### WHAT NEEDS TO BE DONE
Print all of the lines exactly. Any picture among them stays out.

### ROWS
──────────────────────────────

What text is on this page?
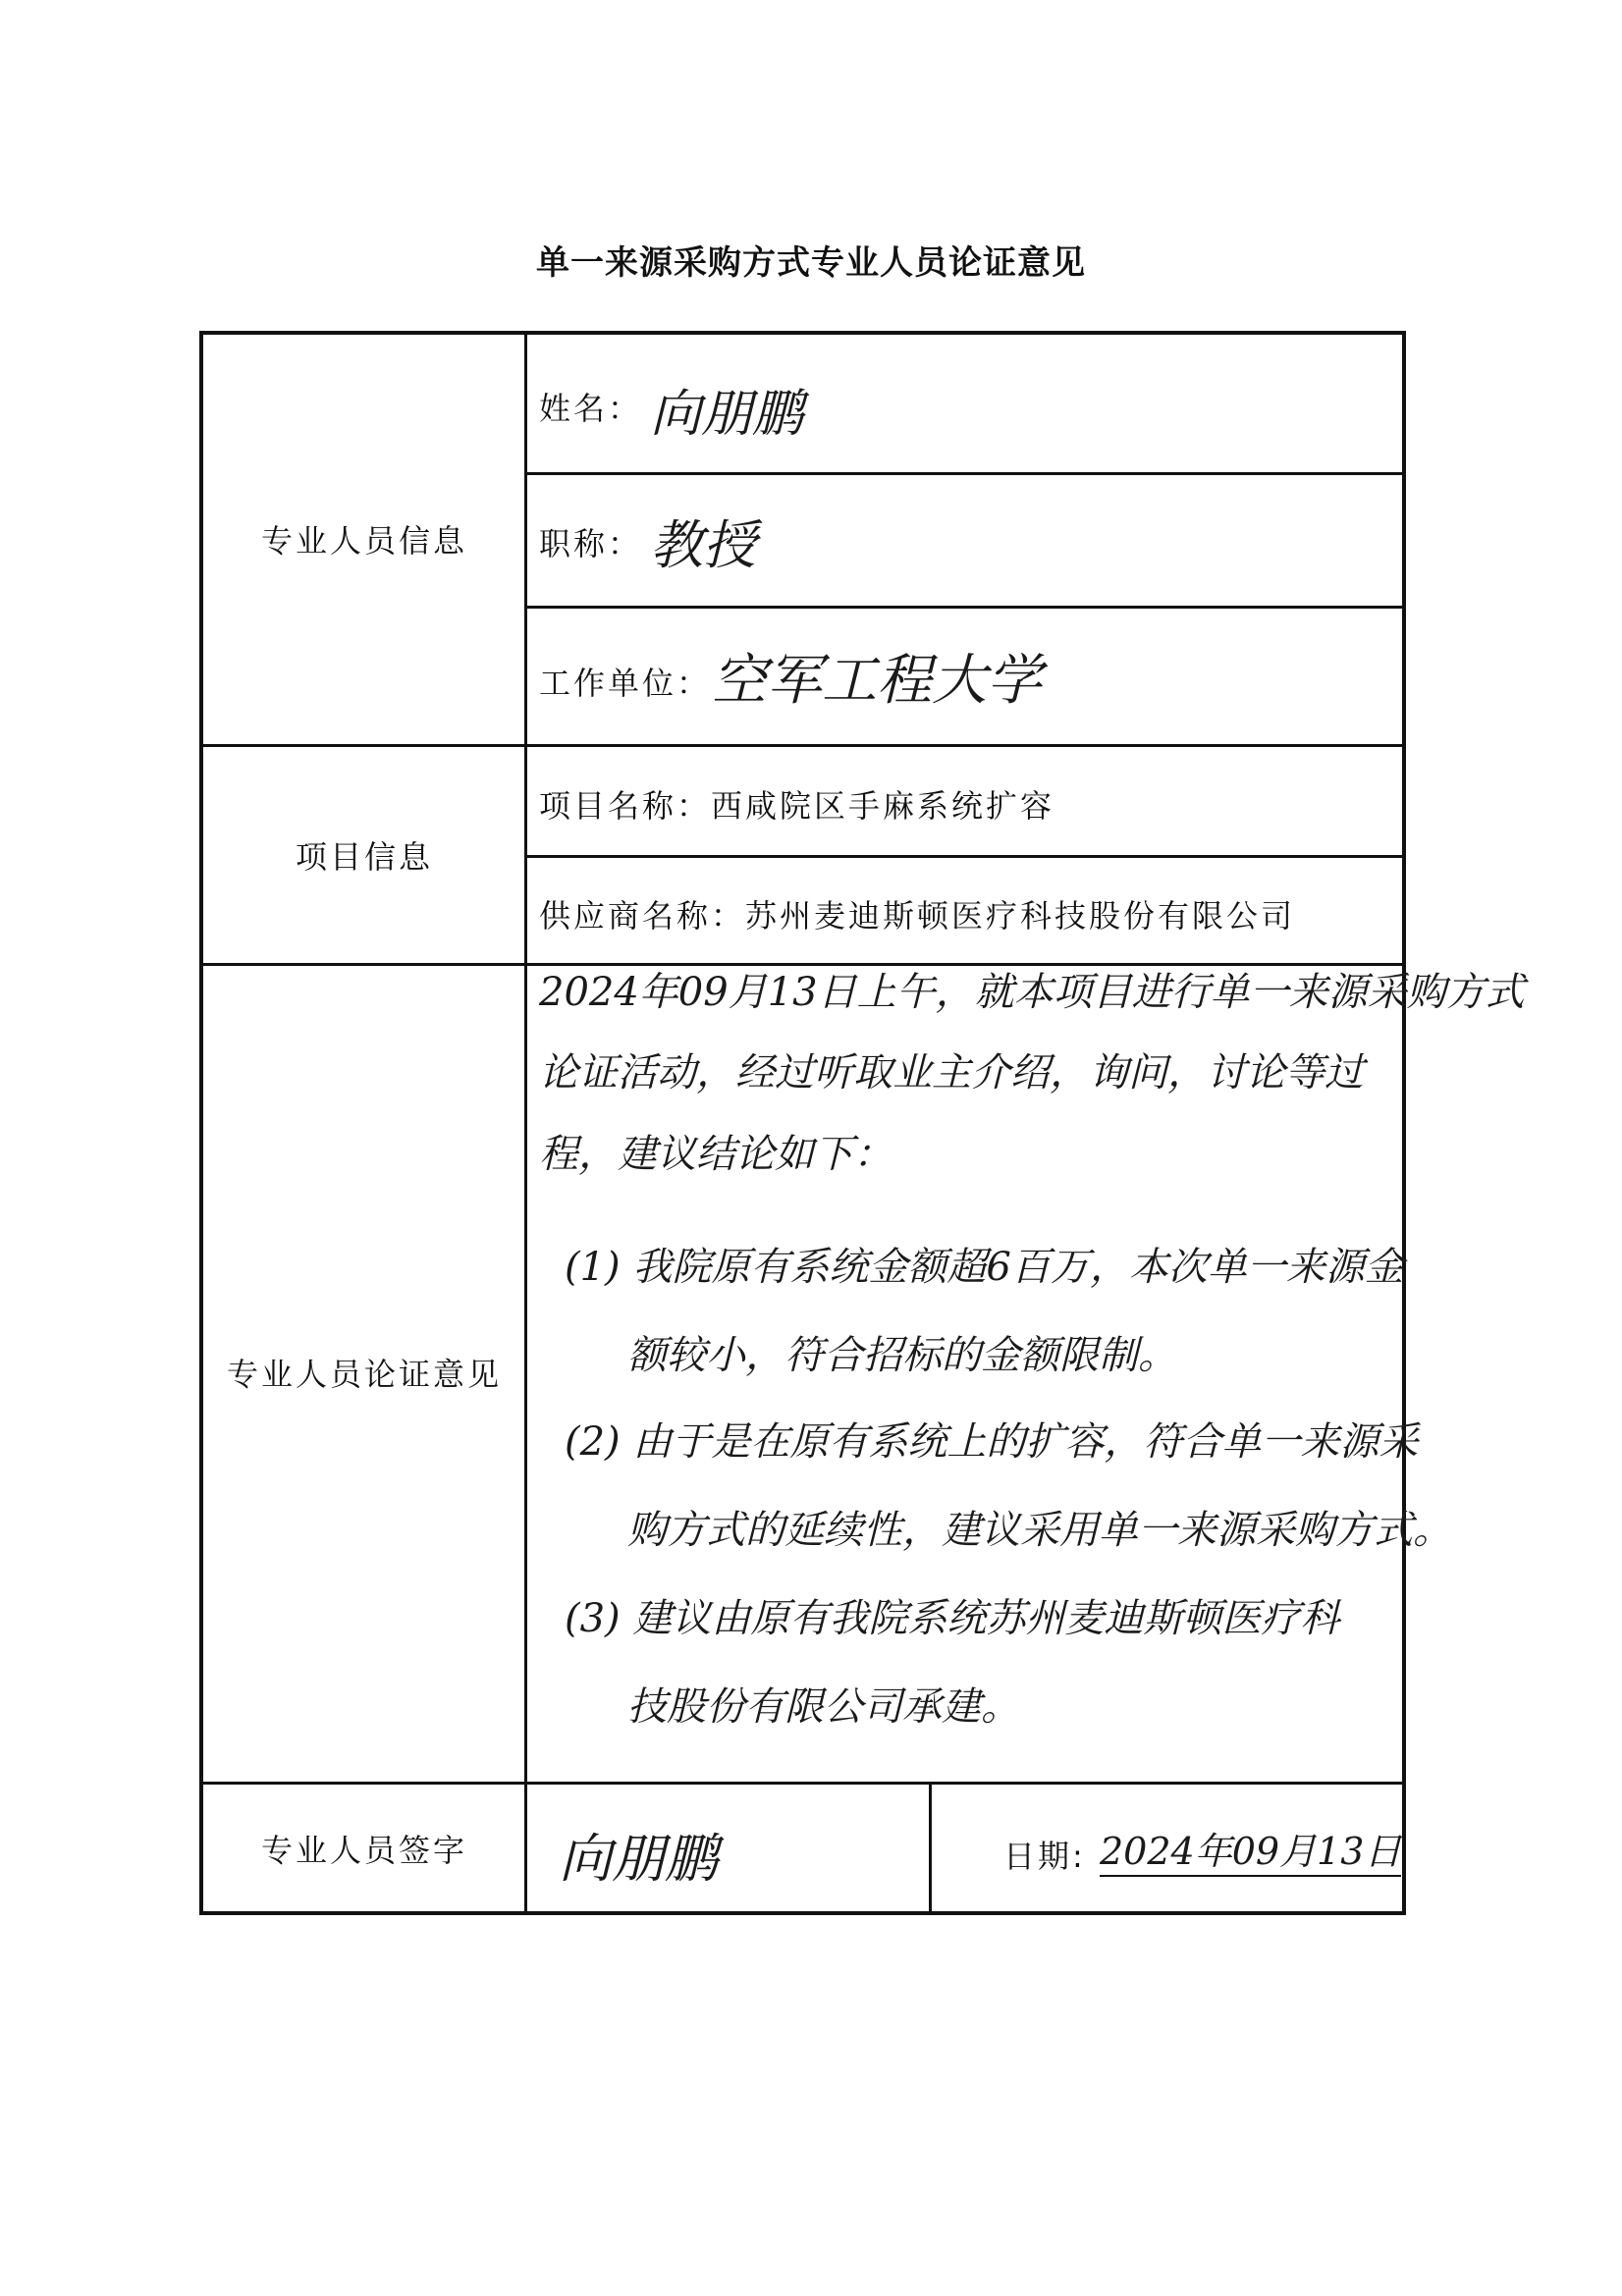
单一来源采购方式专业人员论证意见
专业人员信息
姓名： 向朋鹏
职称： 教授
工作单位： 空军工程大学
项目信息
项目名称：西咸院区手麻系统扩容
供应商名称：苏州麦迪斯顿医疗科技股份有限公司
专业人员论证意见
2024年09月13日上午，就本项目进行单一来源采购方式
论证活动，经过听取业主介绍，询问，讨论等过
程，建议结论如下：
(1) 我院原有系统金额超6百万，本次单一来源金
额较小，符合招标的金额限制。
(2) 由于是在原有系统上的扩容，符合单一来源采
购方式的延续性，建议采用单一来源采购方式。
(3) 建议由原有我院系统苏州麦迪斯顿医疗科
技股份有限公司承建。
专业人员签字 向朋鹏	日期: 2024年09月13日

──────────────────────────────

### RESPONSE TO THIS EXERCISE
What text is on this page?
单一来源采购方式专业人员论证意见
专业人员信息
姓名： 向朋鹏
职称： 教授
工作单位： 空军工程大学
项目信息
项目名称：西咸院区手麻系统扩容
供应商名称：苏州麦迪斯顿医疗科技股份有限公司
专业人员论证意见
2024年09月13日上午，就本项目进行单一来源采购方式
论证活动，经过听取业主介绍，询问，讨论等过
程，建议结论如下：
(1) 我院原有系统金额超6百万，本次单一来源金
额较小，符合招标的金额限制。
(2) 由于是在原有系统上的扩容，符合单一来源采
购方式的延续性，建议采用单一来源采购方式。
(3) 建议由原有我院系统苏州麦迪斯顿医疗科
技股份有限公司承建。
专业人员签字 向朋鹏	日期: 2024年09月13日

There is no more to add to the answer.